PROBLEM TO WORK ON: Return all of the entries exactly, with nothing added or left out.

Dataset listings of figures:
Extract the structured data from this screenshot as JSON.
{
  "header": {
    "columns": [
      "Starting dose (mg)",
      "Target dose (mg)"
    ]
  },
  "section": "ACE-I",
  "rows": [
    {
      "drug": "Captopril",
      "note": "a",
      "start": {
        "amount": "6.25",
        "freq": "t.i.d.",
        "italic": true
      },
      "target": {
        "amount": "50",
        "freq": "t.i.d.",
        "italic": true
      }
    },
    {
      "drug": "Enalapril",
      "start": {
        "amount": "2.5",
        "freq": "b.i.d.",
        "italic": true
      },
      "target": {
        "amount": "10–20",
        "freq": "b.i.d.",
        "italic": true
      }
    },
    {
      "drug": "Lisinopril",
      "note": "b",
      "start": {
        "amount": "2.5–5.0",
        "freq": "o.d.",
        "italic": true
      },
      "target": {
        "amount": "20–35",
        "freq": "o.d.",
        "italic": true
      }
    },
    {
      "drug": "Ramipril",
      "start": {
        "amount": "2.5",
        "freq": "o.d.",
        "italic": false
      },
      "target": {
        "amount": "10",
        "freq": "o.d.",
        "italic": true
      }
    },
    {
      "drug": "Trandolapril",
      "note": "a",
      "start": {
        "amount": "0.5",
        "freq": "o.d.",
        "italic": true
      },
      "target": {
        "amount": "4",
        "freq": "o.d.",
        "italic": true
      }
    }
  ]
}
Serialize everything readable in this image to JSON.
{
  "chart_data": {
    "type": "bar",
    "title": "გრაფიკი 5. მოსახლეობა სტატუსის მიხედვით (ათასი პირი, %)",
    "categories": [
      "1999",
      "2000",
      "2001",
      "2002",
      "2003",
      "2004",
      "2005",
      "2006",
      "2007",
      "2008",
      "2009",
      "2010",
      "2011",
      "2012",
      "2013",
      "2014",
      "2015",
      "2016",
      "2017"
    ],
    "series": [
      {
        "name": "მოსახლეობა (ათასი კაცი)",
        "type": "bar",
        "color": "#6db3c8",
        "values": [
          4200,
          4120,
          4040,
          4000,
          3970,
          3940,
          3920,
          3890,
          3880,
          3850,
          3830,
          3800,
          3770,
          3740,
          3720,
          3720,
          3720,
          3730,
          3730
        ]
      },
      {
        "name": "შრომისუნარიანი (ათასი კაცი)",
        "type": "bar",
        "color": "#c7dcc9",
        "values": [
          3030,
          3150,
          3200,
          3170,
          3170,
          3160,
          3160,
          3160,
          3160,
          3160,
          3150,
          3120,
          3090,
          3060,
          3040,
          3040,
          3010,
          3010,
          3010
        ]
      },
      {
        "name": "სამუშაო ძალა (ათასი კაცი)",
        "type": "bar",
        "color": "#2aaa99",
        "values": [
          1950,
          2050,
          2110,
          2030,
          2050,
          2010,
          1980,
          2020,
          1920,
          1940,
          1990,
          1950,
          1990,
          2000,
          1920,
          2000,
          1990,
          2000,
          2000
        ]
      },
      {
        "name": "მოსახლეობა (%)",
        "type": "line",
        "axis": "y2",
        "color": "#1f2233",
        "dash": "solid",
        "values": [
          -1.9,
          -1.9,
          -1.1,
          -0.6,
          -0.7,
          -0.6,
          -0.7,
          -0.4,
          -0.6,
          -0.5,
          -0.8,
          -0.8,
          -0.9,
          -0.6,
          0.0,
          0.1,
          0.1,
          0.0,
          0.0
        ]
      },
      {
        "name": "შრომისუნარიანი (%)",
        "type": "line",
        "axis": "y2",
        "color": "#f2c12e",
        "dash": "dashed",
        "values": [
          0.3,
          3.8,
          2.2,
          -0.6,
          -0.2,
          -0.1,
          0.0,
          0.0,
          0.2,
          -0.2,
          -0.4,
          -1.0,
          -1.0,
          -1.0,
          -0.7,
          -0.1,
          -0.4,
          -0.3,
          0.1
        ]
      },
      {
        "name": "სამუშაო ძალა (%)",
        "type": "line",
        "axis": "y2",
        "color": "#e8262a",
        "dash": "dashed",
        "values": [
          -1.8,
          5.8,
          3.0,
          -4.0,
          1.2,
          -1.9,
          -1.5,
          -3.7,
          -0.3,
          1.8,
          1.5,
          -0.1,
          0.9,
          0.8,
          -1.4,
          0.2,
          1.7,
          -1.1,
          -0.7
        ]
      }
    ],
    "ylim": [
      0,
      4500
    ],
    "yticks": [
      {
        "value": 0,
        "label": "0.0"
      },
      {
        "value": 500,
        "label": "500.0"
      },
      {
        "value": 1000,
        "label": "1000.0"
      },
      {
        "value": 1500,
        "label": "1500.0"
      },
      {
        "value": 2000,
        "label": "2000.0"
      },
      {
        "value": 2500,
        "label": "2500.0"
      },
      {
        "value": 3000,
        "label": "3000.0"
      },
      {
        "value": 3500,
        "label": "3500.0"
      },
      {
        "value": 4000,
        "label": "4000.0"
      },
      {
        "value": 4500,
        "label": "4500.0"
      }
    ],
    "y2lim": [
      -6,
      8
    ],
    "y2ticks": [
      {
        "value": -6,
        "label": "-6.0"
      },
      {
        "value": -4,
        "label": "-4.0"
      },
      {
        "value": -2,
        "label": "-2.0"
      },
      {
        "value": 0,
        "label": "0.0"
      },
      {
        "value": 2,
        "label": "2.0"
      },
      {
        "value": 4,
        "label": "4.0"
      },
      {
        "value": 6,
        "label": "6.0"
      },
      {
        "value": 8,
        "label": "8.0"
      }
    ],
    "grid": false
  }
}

FULL OUTPUT:
Extract the structured data from this screenshot as JSON.
{
  "header": {
    "columns": [
      "Starting dose (mg)",
      "Target dose (mg)"
    ]
  },
  "section": "ACE-I",
  "rows": [
    {
      "drug": "Captopril",
      "note": "a",
      "start": {
        "amount": "6.25",
        "freq": "t.i.d.",
        "italic": true
      },
      "target": {
        "amount": "50",
        "freq": "t.i.d.",
        "italic": true
      }
    },
    {
      "drug": "Enalapril",
      "start": {
        "amount": "2.5",
        "freq": "b.i.d.",
        "italic": true
      },
      "target": {
        "amount": "10–20",
        "freq": "b.i.d.",
        "italic": true
      }
    },
    {
      "drug": "Lisinopril",
      "note": "b",
      "start": {
        "amount": "2.5–5.0",
        "freq": "o.d.",
        "italic": true
      },
      "target": {
        "amount": "20–35",
        "freq": "o.d.",
        "italic": true
      }
    },
    {
      "drug": "Ramipril",
      "start": {
        "amount": "2.5",
        "freq": "o.d.",
        "italic": false
      },
      "target": {
        "amount": "10",
        "freq": "o.d.",
        "italic": true
      }
    },
    {
      "drug": "Trandolapril",
      "note": "a",
      "start": {
        "amount": "0.5",
        "freq": "o.d.",
        "italic": true
      },
      "target": {
        "amount": "4",
        "freq": "o.d.",
        "italic": true
      }
    }
  ]
}
Serialize everything readable in this image to JSON.
{
  "chart_data": {
    "type": "bar",
    "title": "გრაფიკი 5. მოსახლეობა სტატუსის მიხედვით (ათასი პირი, %)",
    "categories": [
      "1999",
      "2000",
      "2001",
      "2002",
      "2003",
      "2004",
      "2005",
      "2006",
      "2007",
      "2008",
      "2009",
      "2010",
      "2011",
      "2012",
      "2013",
      "2014",
      "2015",
      "2016",
      "2017"
    ],
    "series": [
      {
        "name": "მოსახლეობა (ათასი კაცი)",
        "type": "bar",
        "color": "#6db3c8",
        "values": [
          4200,
          4120,
          4040,
          4000,
          3970,
          3940,
          3920,
          3890,
          3880,
          3850,
          3830,
          3800,
          3770,
          3740,
          3720,
          3720,
          3720,
          3730,
          3730
        ]
      },
      {
        "name": "შრომისუნარიანი (ათასი კაცი)",
        "type": "bar",
        "color": "#c7dcc9",
        "values": [
          3030,
          3150,
          3200,
          3170,
          3170,
          3160,
          3160,
          3160,
          3160,
          3160,
          3150,
          3120,
          3090,
          3060,
          3040,
          3040,
          3010,
          3010,
          3010
        ]
      },
      {
        "name": "სამუშაო ძალა (ათასი კაცი)",
        "type": "bar",
        "color": "#2aaa99",
        "values": [
          1950,
          2050,
          2110,
          2030,
          2050,
          2010,
          1980,
          2020,
          1920,
          1940,
          1990,
          1950,
          1990,
          2000,
          1920,
          2000,
          1990,
          2000,
          2000
        ]
      },
      {
        "name": "მოსახლეობა (%)",
        "type": "line",
        "axis": "y2",
        "color": "#1f2233",
        "dash": "solid",
        "values": [
          -1.9,
          -1.9,
          -1.1,
          -0.6,
          -0.7,
          -0.6,
          -0.7,
          -0.4,
          -0.6,
          -0.5,
          -0.8,
          -0.8,
          -0.9,
          -0.6,
          0.0,
          0.1,
          0.1,
          0.0,
          0.0
        ]
      },
      {
        "name": "შრომისუნარიანი (%)",
        "type": "line",
        "axis": "y2",
        "color": "#f2c12e",
        "dash": "dashed",
        "values": [
          0.3,
          3.8,
          2.2,
          -0.6,
          -0.2,
          -0.1,
          0.0,
          0.0,
          0.2,
          -0.2,
          -0.4,
          -1.0,
          -1.0,
          -1.0,
          -0.7,
          -0.1,
          -0.4,
          -0.3,
          0.1
        ]
      },
      {
        "name": "სამუშაო ძალა (%)",
        "type": "line",
        "axis": "y2",
        "color": "#e8262a",
        "dash": "dashed",
        "values": [
          -1.8,
          5.8,
          3.0,
          -4.0,
          1.2,
          -1.9,
          -1.5,
          -3.7,
          -0.3,
          1.8,
          1.5,
          -0.1,
          0.9,
          0.8,
          -1.4,
          0.2,
          1.7,
          -1.1,
          -0.7
        ]
      }
    ],
    "ylim": [
      0,
      4500
    ],
    "yticks": [
      {
        "value": 0,
        "label": "0.0"
      },
      {
        "value": 500,
        "label": "500.0"
      },
      {
        "value": 1000,
        "label": "1000.0"
      },
      {
        "value": 1500,
        "label": "1500.0"
      },
      {
        "value": 2000,
        "label": "2000.0"
      },
      {
        "value": 2500,
        "label": "2500.0"
      },
      {
        "value": 3000,
        "label": "3000.0"
      },
      {
        "value": 3500,
        "label": "3500.0"
      },
      {
        "value": 4000,
        "label": "4000.0"
      },
      {
        "value": 4500,
        "label": "4500.0"
      }
    ],
    "y2lim": [
      -6,
      8
    ],
    "y2ticks": [
      {
        "value": -6,
        "label": "-6.0"
      },
      {
        "value": -4,
        "label": "-4.0"
      },
      {
        "value": -2,
        "label": "-2.0"
      },
      {
        "value": 0,
        "label": "0.0"
      },
      {
        "value": 2,
        "label": "2.0"
      },
      {
        "value": 4,
        "label": "4.0"
      },
      {
        "value": 6,
        "label": "6.0"
      },
      {
        "value": 8,
        "label": "8.0"
      }
    ],
    "grid": false
  }
}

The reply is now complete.